**THE PROBLEM**
Select all lines in the records that include "this".
════════════════
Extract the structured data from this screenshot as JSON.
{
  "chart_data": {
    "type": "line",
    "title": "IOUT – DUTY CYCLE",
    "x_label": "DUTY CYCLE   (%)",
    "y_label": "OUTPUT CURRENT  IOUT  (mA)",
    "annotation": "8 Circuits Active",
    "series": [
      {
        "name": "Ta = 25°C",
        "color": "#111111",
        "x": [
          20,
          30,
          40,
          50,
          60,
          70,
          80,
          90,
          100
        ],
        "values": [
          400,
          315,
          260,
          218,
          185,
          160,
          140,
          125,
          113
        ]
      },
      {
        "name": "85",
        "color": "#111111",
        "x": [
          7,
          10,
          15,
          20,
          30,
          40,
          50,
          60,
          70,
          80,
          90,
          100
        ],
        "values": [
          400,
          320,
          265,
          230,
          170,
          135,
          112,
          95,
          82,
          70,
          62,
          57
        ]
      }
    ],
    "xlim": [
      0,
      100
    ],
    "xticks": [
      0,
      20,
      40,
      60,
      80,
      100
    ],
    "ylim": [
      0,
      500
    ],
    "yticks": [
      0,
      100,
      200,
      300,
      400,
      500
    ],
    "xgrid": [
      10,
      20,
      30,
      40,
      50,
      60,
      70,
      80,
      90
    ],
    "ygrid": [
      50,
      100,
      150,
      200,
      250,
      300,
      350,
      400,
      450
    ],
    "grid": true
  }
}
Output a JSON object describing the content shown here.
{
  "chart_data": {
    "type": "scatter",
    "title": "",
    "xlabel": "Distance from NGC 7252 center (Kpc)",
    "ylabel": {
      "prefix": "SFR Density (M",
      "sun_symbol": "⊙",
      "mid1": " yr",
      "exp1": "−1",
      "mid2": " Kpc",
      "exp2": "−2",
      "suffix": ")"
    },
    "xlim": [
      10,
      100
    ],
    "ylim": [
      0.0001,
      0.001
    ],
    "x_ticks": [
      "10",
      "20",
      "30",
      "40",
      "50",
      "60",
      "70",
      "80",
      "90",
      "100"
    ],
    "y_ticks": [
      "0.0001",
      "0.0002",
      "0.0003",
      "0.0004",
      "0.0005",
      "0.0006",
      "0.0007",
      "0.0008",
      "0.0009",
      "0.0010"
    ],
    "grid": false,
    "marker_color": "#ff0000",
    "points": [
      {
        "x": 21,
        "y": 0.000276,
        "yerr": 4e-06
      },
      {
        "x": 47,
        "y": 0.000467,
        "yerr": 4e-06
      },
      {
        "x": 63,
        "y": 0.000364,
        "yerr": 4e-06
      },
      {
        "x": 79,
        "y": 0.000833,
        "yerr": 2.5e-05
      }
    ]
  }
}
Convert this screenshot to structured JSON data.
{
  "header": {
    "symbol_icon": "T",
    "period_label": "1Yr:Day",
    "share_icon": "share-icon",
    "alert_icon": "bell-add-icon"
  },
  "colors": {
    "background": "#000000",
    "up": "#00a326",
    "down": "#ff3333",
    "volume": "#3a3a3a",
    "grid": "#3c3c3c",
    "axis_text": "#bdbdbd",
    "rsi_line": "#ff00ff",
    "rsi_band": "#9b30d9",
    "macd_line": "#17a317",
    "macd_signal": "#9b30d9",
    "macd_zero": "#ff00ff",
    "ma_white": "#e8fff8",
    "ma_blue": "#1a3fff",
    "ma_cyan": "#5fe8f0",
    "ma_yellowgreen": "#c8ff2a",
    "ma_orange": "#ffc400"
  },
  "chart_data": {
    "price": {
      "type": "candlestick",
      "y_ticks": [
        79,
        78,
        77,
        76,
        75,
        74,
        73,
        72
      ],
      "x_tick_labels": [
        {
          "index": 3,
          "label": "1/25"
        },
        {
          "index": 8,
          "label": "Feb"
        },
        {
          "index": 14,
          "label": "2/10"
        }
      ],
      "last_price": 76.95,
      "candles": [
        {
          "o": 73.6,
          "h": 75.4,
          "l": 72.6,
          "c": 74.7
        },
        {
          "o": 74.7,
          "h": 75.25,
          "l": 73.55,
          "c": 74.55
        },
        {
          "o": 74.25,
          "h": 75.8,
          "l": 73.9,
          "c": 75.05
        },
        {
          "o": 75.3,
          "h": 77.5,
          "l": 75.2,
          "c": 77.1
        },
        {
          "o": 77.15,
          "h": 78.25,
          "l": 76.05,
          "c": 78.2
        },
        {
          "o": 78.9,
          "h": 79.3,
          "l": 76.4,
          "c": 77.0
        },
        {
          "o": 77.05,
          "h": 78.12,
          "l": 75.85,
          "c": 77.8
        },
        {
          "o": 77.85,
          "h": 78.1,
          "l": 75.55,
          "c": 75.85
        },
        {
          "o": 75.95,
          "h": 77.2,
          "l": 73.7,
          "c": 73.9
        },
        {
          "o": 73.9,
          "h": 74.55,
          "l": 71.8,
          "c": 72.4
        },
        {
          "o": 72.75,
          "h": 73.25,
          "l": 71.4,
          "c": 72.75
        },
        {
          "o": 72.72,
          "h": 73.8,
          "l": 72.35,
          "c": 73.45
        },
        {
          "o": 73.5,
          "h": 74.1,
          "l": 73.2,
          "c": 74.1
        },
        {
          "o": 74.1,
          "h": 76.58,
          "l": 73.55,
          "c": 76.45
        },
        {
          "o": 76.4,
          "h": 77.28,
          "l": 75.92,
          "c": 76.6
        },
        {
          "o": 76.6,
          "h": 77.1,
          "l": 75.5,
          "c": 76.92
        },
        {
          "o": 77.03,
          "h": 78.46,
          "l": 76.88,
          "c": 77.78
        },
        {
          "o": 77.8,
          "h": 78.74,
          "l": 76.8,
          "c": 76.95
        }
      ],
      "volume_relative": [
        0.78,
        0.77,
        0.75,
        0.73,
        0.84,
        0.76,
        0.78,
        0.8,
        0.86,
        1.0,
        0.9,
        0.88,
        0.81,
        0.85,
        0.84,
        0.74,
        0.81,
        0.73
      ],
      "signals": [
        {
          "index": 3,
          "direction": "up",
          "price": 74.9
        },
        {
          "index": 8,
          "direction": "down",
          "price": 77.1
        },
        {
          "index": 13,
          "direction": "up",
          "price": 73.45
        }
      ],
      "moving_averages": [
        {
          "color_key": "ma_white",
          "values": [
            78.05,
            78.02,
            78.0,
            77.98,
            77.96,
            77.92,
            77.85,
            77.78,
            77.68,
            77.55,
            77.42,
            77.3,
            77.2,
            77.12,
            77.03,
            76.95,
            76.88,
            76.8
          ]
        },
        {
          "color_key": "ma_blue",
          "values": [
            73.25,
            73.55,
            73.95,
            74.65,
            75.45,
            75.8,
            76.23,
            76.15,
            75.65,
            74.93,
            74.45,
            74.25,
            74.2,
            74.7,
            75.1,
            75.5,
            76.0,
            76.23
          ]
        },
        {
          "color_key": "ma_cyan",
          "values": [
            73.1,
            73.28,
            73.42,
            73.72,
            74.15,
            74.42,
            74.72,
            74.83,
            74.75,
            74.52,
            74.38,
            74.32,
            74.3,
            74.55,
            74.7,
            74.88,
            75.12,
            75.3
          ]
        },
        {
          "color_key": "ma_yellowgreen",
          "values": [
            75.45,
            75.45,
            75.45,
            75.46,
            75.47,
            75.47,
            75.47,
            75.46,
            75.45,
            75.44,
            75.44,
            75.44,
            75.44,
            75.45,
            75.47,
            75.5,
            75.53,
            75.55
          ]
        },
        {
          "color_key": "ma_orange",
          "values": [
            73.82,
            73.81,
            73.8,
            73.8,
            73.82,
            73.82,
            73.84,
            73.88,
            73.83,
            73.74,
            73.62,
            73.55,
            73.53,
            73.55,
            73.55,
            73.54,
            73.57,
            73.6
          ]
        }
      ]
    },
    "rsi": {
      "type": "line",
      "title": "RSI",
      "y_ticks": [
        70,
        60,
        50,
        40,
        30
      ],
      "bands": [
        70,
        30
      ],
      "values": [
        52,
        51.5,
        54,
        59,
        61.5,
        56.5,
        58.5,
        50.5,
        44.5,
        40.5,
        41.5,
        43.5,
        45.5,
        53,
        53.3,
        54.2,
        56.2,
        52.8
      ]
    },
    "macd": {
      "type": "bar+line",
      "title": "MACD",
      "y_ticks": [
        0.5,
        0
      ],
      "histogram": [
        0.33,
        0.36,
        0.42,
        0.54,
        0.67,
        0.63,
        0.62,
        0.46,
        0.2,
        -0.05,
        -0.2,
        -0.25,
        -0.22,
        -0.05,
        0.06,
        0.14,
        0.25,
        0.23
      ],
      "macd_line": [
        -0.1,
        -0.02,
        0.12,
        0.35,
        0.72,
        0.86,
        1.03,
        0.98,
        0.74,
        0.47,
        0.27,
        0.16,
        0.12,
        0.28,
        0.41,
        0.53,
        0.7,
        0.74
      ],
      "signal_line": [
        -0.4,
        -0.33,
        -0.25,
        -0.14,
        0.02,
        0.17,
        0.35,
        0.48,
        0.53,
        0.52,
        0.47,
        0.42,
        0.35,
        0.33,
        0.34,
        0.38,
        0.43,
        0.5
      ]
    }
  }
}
════════════════
**WRITTEN SOLUTION**
Extract the structured data from this screenshot as JSON.
Convert this screenshot to structured JSON data.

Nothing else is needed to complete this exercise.